TASK REQUIREMENTS.
Write out the listing below again, precisely as it is given.

DATASET.
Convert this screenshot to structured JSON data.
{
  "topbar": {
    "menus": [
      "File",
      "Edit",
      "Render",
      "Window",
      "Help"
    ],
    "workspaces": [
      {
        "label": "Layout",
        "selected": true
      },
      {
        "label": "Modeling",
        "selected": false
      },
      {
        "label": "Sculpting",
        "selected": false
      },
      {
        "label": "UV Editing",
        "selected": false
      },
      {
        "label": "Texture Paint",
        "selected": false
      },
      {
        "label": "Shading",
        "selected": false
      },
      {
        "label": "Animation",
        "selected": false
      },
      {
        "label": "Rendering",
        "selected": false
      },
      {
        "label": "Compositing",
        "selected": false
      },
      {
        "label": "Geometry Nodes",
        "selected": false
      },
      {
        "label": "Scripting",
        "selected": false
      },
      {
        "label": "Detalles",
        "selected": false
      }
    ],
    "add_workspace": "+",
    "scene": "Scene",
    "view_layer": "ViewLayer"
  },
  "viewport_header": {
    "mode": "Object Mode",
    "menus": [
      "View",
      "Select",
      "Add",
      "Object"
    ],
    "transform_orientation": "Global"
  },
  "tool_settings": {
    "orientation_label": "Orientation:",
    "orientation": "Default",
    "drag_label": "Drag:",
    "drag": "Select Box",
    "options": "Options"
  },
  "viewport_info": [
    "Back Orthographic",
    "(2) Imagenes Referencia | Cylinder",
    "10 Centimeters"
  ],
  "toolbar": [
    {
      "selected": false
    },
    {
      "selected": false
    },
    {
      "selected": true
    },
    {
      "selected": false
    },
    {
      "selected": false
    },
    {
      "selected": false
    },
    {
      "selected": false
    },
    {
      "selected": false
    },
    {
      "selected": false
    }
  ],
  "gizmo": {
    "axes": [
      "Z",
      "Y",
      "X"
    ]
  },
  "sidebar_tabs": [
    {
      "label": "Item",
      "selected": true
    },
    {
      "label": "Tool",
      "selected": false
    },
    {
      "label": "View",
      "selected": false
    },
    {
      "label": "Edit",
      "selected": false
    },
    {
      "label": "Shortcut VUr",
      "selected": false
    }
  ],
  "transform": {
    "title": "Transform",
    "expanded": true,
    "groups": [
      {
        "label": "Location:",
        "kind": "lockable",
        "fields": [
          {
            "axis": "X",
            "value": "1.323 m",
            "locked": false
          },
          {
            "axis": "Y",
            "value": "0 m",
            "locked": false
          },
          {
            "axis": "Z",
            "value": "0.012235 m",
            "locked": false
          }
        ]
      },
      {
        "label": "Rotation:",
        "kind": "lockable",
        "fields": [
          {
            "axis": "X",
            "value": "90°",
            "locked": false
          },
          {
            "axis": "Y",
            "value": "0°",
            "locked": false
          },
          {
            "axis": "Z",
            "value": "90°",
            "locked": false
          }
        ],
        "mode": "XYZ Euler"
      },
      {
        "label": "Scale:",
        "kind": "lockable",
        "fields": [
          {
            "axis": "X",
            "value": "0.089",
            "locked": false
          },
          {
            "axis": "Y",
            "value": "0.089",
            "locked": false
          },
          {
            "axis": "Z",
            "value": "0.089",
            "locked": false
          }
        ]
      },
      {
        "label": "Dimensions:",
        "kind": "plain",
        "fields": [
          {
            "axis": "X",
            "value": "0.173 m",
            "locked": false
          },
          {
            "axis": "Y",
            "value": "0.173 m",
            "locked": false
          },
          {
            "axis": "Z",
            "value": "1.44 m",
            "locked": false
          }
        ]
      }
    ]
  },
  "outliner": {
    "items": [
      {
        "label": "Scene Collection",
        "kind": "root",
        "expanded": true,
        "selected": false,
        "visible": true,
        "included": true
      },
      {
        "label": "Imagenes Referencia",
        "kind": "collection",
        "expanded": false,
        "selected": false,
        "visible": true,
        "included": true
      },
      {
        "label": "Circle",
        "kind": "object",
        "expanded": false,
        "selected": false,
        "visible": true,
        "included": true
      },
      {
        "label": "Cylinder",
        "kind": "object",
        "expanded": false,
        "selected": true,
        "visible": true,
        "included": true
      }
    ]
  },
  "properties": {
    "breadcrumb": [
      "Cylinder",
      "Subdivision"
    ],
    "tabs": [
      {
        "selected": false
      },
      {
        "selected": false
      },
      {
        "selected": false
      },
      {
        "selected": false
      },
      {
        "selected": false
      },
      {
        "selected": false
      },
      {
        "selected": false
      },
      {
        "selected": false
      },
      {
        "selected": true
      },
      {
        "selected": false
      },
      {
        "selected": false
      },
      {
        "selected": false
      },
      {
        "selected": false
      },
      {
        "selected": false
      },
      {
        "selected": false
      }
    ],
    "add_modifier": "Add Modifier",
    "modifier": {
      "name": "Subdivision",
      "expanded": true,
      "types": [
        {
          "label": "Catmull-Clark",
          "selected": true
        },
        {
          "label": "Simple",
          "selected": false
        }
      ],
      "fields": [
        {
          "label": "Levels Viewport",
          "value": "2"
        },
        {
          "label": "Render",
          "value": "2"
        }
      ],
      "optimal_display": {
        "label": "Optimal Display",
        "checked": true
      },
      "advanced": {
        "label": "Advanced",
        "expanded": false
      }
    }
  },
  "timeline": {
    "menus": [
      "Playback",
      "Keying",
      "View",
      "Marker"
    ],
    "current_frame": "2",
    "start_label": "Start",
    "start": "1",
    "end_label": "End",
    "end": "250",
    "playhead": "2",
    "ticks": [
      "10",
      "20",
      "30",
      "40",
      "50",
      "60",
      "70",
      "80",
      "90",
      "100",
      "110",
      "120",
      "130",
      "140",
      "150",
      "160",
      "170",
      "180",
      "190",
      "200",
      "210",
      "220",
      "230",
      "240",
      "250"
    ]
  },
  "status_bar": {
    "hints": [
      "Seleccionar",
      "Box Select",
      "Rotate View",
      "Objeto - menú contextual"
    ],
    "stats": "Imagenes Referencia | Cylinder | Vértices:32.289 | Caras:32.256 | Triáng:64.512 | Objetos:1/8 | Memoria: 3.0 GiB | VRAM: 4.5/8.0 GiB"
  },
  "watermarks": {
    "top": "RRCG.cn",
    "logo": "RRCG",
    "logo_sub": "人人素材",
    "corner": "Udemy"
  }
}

RESPONSE AREA.
Convert this screenshot to structured JSON data.
{
  "topbar": {
    "menus": [
      "File",
      "Edit",
      "Render",
      "Window",
      "Help"
    ],
    "workspaces": [
      {
        "label": "Layout",
        "selected": true
      },
      {
        "label": "Modeling",
        "selected": false
      },
      {
        "label": "Sculpting",
        "selected": false
      },
      {
        "label": "UV Editing",
        "selected": false
      },
      {
        "label": "Texture Paint",
        "selected": false
      },
      {
        "label": "Shading",
        "selected": false
      },
      {
        "label": "Animation",
        "selected": false
      },
      {
        "label": "Rendering",
        "selected": false
      },
      {
        "label": "Compositing",
        "selected": false
      },
      {
        "label": "Geometry Nodes",
        "selected": false
      },
      {
        "label": "Scripting",
        "selected": false
      },
      {
        "label": "Detalles",
        "selected": false
      }
    ],
    "add_workspace": "+",
    "scene": "Scene",
    "view_layer": "ViewLayer"
  },
  "viewport_header": {
    "mode": "Object Mode",
    "menus": [
      "View",
      "Select",
      "Add",
      "Object"
    ],
    "transform_orientation": "Global"
  },
  "tool_settings": {
    "orientation_label": "Orientation:",
    "orientation": "Default",
    "drag_label": "Drag:",
    "drag": "Select Box",
    "options": "Options"
  },
  "viewport_info": [
    "Back Orthographic",
    "(2) Imagenes Referencia | Cylinder",
    "10 Centimeters"
  ],
  "toolbar": [
    {
      "selected": false
    },
    {
      "selected": false
    },
    {
      "selected": true
    },
    {
      "selected": false
    },
    {
      "selected": false
    },
    {
      "selected": false
    },
    {
      "selected": false
    },
    {
      "selected": false
    },
    {
      "selected": false
    }
  ],
  "gizmo": {
    "axes": [
      "Z",
      "Y",
      "X"
    ]
  },
  "sidebar_tabs": [
    {
      "label": "Item",
      "selected": true
    },
    {
      "label": "Tool",
      "selected": false
    },
    {
      "label": "View",
      "selected": false
    },
    {
      "label": "Edit",
      "selected": false
    },
    {
      "label": "Shortcut VUr",
      "selected": false
    }
  ],
  "transform": {
    "title": "Transform",
    "expanded": true,
    "groups": [
      {
        "label": "Location:",
        "kind": "lockable",
        "fields": [
          {
            "axis": "X",
            "value": "1.323 m",
            "locked": false
          },
          {
            "axis": "Y",
            "value": "0 m",
            "locked": false
          },
          {
            "axis": "Z",
            "value": "0.012235 m",
            "locked": false
          }
        ]
      },
      {
        "label": "Rotation:",
        "kind": "lockable",
        "fields": [
          {
            "axis": "X",
            "value": "90°",
            "locked": false
          },
          {
            "axis": "Y",
            "value": "0°",
            "locked": false
          },
          {
            "axis": "Z",
            "value": "90°",
            "locked": false
          }
        ],
        "mode": "XYZ Euler"
      },
      {
        "label": "Scale:",
        "kind": "lockable",
        "fields": [
          {
            "axis": "X",
            "value": "0.089",
            "locked": false
          },
          {
            "axis": "Y",
            "value": "0.089",
            "locked": false
          },
          {
            "axis": "Z",
            "value": "0.089",
            "locked": false
          }
        ]
      },
      {
        "label": "Dimensions:",
        "kind": "plain",
        "fields": [
          {
            "axis": "X",
            "value": "0.173 m",
            "locked": false
          },
          {
            "axis": "Y",
            "value": "0.173 m",
            "locked": false
          },
          {
            "axis": "Z",
            "value": "1.44 m",
            "locked": false
          }
        ]
      }
    ]
  },
  "outliner": {
    "items": [
      {
        "label": "Scene Collection",
        "kind": "root",
        "expanded": true,
        "selected": false,
        "visible": true,
        "included": true
      },
      {
        "label": "Imagenes Referencia",
        "kind": "collection",
        "expanded": false,
        "selected": false,
        "visible": true,
        "included": true
      },
      {
        "label": "Circle",
        "kind": "object",
        "expanded": false,
        "selected": false,
        "visible": true,
        "included": true
      },
      {
        "label": "Cylinder",
        "kind": "object",
        "expanded": false,
        "selected": true,
        "visible": true,
        "included": true
      }
    ]
  },
  "properties": {
    "breadcrumb": [
      "Cylinder",
      "Subdivision"
    ],
    "tabs": [
      {
        "selected": false
      },
      {
        "selected": false
      },
      {
        "selected": false
      },
      {
        "selected": false
      },
      {
        "selected": false
      },
      {
        "selected": false
      },
      {
        "selected": false
      },
      {
        "selected": false
      },
      {
        "selected": true
      },
      {
        "selected": false
      },
      {
        "selected": false
      },
      {
        "selected": false
      },
      {
        "selected": false
      },
      {
        "selected": false
      },
      {
        "selected": false
      }
    ],
    "add_modifier": "Add Modifier",
    "modifier": {
      "name": "Subdivision",
      "expanded": true,
      "types": [
        {
          "label": "Catmull-Clark",
          "selected": true
        },
        {
          "label": "Simple",
          "selected": false
        }
      ],
      "fields": [
        {
          "label": "Levels Viewport",
          "value": "2"
        },
        {
          "label": "Render",
          "value": "2"
        }
      ],
      "optimal_display": {
        "label": "Optimal Display",
        "checked": true
      },
      "advanced": {
        "label": "Advanced",
        "expanded": false
      }
    }
  },
  "timeline": {
    "menus": [
      "Playback",
      "Keying",
      "View",
      "Marker"
    ],
    "current_frame": "2",
    "start_label": "Start",
    "start": "1",
    "end_label": "End",
    "end": "250",
    "playhead": "2",
    "ticks": [
      "10",
      "20",
      "30",
      "40",
      "50",
      "60",
      "70",
      "80",
      "90",
      "100",
      "110",
      "120",
      "130",
      "140",
      "150",
      "160",
      "170",
      "180",
      "190",
      "200",
      "210",
      "220",
      "230",
      "240",
      "250"
    ]
  },
  "status_bar": {
    "hints": [
      "Seleccionar",
      "Box Select",
      "Rotate View",
      "Objeto - menú contextual"
    ],
    "stats": "Imagenes Referencia | Cylinder | Vértices:32.289 | Caras:32.256 | Triáng:64.512 | Objetos:1/8 | Memoria: 3.0 GiB | VRAM: 4.5/8.0 GiB"
  },
  "watermarks": {
    "top": "RRCG.cn",
    "logo": "RRCG",
    "logo_sub": "人人素材",
    "corner": "Udemy"
  }
}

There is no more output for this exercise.